=== Task inputs ===

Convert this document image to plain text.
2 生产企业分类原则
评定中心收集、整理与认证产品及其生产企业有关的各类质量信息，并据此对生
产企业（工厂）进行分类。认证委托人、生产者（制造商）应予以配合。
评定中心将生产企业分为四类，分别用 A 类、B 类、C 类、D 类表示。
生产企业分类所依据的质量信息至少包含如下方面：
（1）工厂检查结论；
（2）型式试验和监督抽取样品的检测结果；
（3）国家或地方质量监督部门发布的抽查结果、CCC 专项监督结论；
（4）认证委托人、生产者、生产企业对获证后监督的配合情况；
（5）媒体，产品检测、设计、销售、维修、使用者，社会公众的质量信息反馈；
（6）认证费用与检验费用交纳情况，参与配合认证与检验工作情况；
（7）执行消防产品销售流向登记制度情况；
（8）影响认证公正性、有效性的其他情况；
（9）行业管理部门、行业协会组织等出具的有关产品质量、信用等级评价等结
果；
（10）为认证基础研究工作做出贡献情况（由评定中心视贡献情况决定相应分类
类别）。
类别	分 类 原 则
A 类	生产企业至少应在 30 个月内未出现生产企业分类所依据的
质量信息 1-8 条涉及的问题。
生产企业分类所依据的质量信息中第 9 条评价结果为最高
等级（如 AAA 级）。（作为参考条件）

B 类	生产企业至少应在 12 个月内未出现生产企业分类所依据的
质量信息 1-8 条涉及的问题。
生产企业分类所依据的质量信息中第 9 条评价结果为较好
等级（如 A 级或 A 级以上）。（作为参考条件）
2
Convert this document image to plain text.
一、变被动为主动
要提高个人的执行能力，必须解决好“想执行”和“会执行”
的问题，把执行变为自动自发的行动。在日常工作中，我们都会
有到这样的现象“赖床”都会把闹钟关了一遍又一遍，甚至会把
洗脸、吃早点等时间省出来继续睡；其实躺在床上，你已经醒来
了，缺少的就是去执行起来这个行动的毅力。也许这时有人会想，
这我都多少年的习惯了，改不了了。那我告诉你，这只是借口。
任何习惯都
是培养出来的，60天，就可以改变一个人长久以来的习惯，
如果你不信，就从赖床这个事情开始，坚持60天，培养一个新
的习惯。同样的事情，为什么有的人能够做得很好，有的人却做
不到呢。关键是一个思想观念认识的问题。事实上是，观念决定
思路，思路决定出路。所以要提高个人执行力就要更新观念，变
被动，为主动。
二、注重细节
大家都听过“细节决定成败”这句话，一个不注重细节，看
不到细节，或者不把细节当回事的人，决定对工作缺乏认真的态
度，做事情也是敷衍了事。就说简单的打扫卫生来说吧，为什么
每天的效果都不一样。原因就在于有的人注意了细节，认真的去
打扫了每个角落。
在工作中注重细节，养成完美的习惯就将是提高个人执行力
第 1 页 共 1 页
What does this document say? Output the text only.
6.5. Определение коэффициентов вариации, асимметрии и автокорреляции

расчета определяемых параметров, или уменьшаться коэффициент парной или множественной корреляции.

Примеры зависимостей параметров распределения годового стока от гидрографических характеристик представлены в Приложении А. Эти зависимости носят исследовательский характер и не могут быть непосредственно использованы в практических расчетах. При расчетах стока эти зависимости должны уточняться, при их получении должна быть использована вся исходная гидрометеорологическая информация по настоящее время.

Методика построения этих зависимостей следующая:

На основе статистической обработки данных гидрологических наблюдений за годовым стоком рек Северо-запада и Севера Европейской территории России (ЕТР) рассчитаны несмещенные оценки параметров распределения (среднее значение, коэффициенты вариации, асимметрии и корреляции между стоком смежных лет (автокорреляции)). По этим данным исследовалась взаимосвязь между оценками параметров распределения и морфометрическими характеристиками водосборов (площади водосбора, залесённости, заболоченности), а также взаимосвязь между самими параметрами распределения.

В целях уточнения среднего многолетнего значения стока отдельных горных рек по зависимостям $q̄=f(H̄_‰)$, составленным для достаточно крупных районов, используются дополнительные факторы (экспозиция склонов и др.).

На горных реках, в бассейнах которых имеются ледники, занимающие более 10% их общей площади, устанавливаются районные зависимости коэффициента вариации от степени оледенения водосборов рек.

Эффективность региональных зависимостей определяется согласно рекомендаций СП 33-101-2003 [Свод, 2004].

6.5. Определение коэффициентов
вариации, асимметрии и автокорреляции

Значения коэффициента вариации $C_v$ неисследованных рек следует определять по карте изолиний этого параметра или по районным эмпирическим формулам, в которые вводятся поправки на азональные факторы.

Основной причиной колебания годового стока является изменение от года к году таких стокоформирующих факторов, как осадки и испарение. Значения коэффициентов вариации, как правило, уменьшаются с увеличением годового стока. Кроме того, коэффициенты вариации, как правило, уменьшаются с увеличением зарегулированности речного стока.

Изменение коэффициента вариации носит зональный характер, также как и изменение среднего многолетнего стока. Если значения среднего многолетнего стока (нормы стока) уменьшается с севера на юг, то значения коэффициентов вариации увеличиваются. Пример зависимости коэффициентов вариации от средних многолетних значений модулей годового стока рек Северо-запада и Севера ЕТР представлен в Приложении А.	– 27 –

===

* [What the exercise asks]:
Copy each line of the data exactly, leaving nothing out.

* [The solution]:
Convert this document image to plain text.
2 生产企业分类原则
评定中心收集、整理与认证产品及其生产企业有关的各类质量信息，并据此对生
产企业（工厂）进行分类。认证委托人、生产者（制造商）应予以配合。
评定中心将生产企业分为四类，分别用 A 类、B 类、C 类、D 类表示。
生产企业分类所依据的质量信息至少包含如下方面：
（1）工厂检查结论；
（2）型式试验和监督抽取样品的检测结果；
（3）国家或地方质量监督部门发布的抽查结果、CCC 专项监督结论；
（4）认证委托人、生产者、生产企业对获证后监督的配合情况；
（5）媒体，产品检测、设计、销售、维修、使用者，社会公众的质量信息反馈；
（6）认证费用与检验费用交纳情况，参与配合认证与检验工作情况；
（7）执行消防产品销售流向登记制度情况；
（8）影响认证公正性、有效性的其他情况；
（9）行业管理部门、行业协会组织等出具的有关产品质量、信用等级评价等结
果；
（10）为认证基础研究工作做出贡献情况（由评定中心视贡献情况决定相应分类
类别）。
类别	分 类 原 则
A 类	生产企业至少应在 30 个月内未出现生产企业分类所依据的
质量信息 1-8 条涉及的问题。
生产企业分类所依据的质量信息中第 9 条评价结果为最高
等级（如 AAA 级）。（作为参考条件）

B 类	生产企业至少应在 12 个月内未出现生产企业分类所依据的
质量信息 1-8 条涉及的问题。
生产企业分类所依据的质量信息中第 9 条评价结果为较好
等级（如 A 级或 A 级以上）。（作为参考条件）
2
Convert this document image to plain text.
一、变被动为主动
要提高个人的执行能力，必须解决好“想执行”和“会执行”
的问题，把执行变为自动自发的行动。在日常工作中，我们都会
有到这样的现象“赖床”都会把闹钟关了一遍又一遍，甚至会把
洗脸、吃早点等时间省出来继续睡；其实躺在床上，你已经醒来
了，缺少的就是去执行起来这个行动的毅力。也许这时有人会想，
这我都多少年的习惯了，改不了了。那我告诉你，这只是借口。
任何习惯都
是培养出来的，60天，就可以改变一个人长久以来的习惯，
如果你不信，就从赖床这个事情开始，坚持60天，培养一个新
的习惯。同样的事情，为什么有的人能够做得很好，有的人却做
不到呢。关键是一个思想观念认识的问题。事实上是，观念决定
思路，思路决定出路。所以要提高个人执行力就要更新观念，变
被动，为主动。
二、注重细节
大家都听过“细节决定成败”这句话，一个不注重细节，看
不到细节，或者不把细节当回事的人，决定对工作缺乏认真的态
度，做事情也是敷衍了事。就说简单的打扫卫生来说吧，为什么
每天的效果都不一样。原因就在于有的人注意了细节，认真的去
打扫了每个角落。
在工作中注重细节，养成完美的习惯就将是提高个人执行力
第 1 页 共 1 页
What does this document say? Output the text only.
6.5. Определение коэффициентов вариации, асимметрии и автокорреляции

расчета определяемых параметров, или уменьшаться коэффициент парной или множественной корреляции.

Примеры зависимостей параметров распределения годового стока от гидрографических характеристик представлены в Приложении А. Эти зависимости носят исследовательский характер и не могут быть непосредственно использованы в практических расчетах. При расчетах стока эти зависимости должны уточняться, при их получении должна быть использована вся исходная гидрометеорологическая информация по настоящее время.

Методика построения этих зависимостей следующая:

На основе статистической обработки данных гидрологических наблюдений за годовым стоком рек Северо-запада и Севера Европейской территории России (ЕТР) рассчитаны несмещенные оценки параметров распределения (среднее значение, коэффициенты вариации, асимметрии и корреляции между стоком смежных лет (автокорреляции)). По этим данным исследовалась взаимосвязь между оценками параметров распределения и морфометрическими характеристиками водосборов (площади водосбора, залесённости, заболоченности), а также взаимосвязь между самими параметрами распределения.

В целях уточнения среднего многолетнего значения стока отдельных горных рек по зависимостям $q̄=f(H̄_‰)$, составленным для достаточно крупных районов, используются дополнительные факторы (экспозиция склонов и др.).

На горных реках, в бассейнах которых имеются ледники, занимающие более 10% их общей площади, устанавливаются районные зависимости коэффициента вариации от степени оледенения водосборов рек.

Эффективность региональных зависимостей определяется согласно рекомендаций СП 33-101-2003 [Свод, 2004].

6.5. Определение коэффициентов
вариации, асимметрии и автокорреляции

Значения коэффициента вариации $C_v$ неисследованных рек следует определять по карте изолиний этого параметра или по районным эмпирическим формулам, в которые вводятся поправки на азональные факторы.

Основной причиной колебания годового стока является изменение от года к году таких стокоформирующих факторов, как осадки и испарение. Значения коэффициентов вариации, как правило, уменьшаются с увеличением годового стока. Кроме того, коэффициенты вариации, как правило, уменьшаются с увеличением зарегулированности речного стока.

Изменение коэффициента вариации носит зональный характер, также как и изменение среднего многолетнего стока. Если значения среднего многолетнего стока (нормы стока) уменьшается с севера на юг, то значения коэффициентов вариации увеличиваются. Пример зависимости коэффициентов вариации от средних многолетних значений модулей годового стока рек Северо-запада и Севера ЕТР представлен в Приложении А.	– 27 –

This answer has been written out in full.